Start of Provided data

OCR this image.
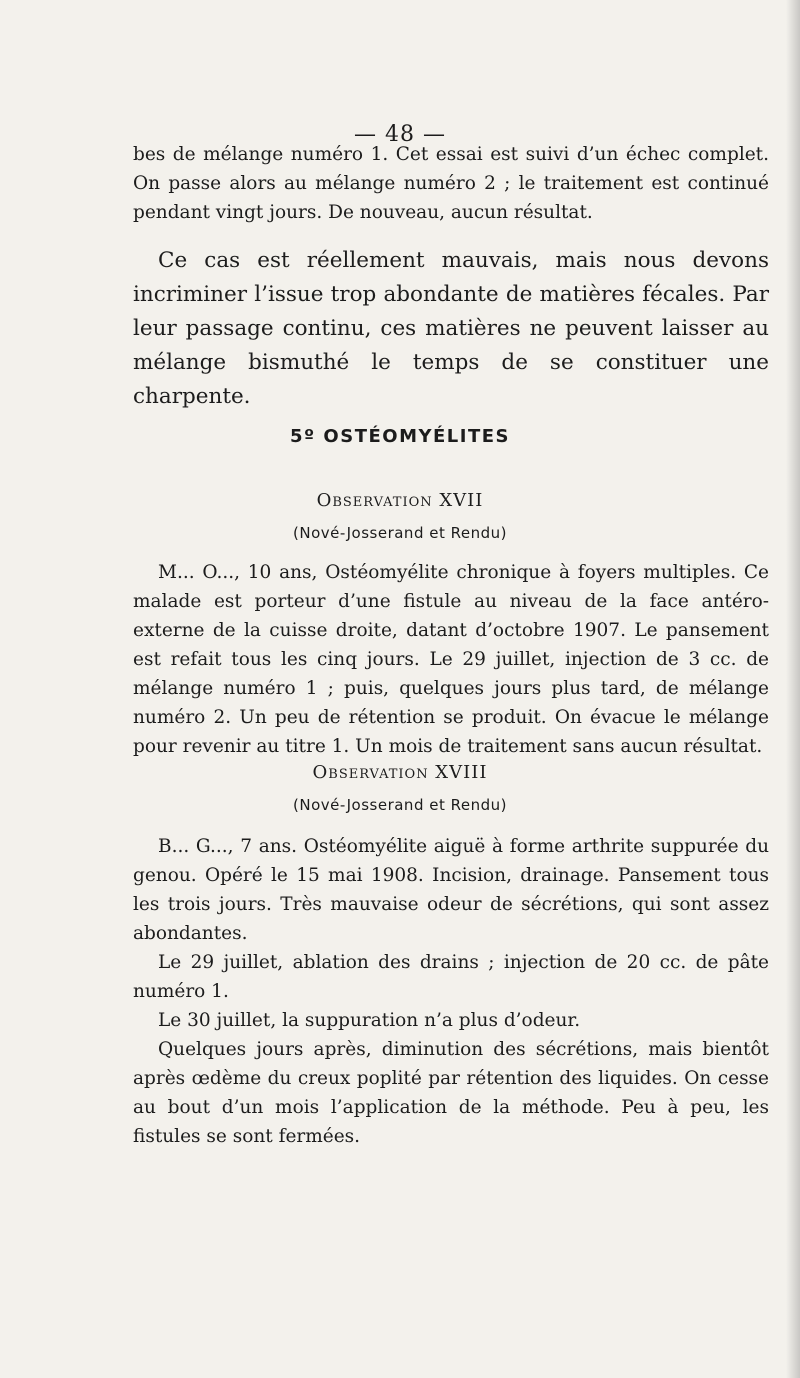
— 48 —

bes de mélange numéro 1. Cet essai est suivi d’un échec complet. On passe alors au mélange numéro 2 ; le traitement est continué pendant vingt jours. De nouveau, aucun résultat.

Ce cas est réellement mauvais, mais nous devons incriminer l’issue trop abondante de matières fécales. Par leur passage continu, ces matières ne peuvent laisser au mélange bismuthé le temps de se constituer une charpente.

5º OSTÉOMYÉLITES
Observation XVII
(Nové-Josserand et Rendu)

M... O..., 10 ans, Ostéomyélite chronique à foyers multiples. Ce malade est porteur d’une fistule au niveau de la face antéro-externe de la cuisse droite, datant d’octobre 1907. Le pansement est refait tous les cinq jours. Le 29 juillet, injection de 3 cc. de mélange numéro 1 ; puis, quelques jours plus tard, de mélange numéro 2. Un peu de rétention se produit. On évacue le mélange pour revenir au titre 1. Un mois de traitement sans aucun résultat.

Observation XVIII
(Nové-Josserand et Rendu)

B... G..., 7 ans. Ostéomyélite aiguë à forme arthrite suppurée du genou. Opéré le 15 mai 1908. Incision, drainage. Pansement tous les trois jours. Très mauvaise odeur de sécrétions, qui sont assez abondantes.

Le 29 juillet, ablation des drains ; injection de 20 cc. de pâte numéro 1.

Le 30 juillet, la suppuration n’a plus d’odeur.

Quelques jours après, diminution des sécrétions, mais bientôt après œdème du creux poplité par rétention des liquides. On cesse au bout d’un mois l’application de la méthode. Peu à peu, les fistules se sont fermées.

End of Provided data

_Problem description:_ From the listing, copy every line where the string "odeur" appears.

_Written solution:_
B... G..., 7 ans. Ostéomyélite aiguë à forme arthrite suppurée du genou. Opéré le 15 mai 1908. Incision, drainage. Pansement tous les trois jours. Très mauvaise odeur de sécrétions, qui sont assez abondantes.
Le 30 juillet, la suppuration n’a plus d’odeur.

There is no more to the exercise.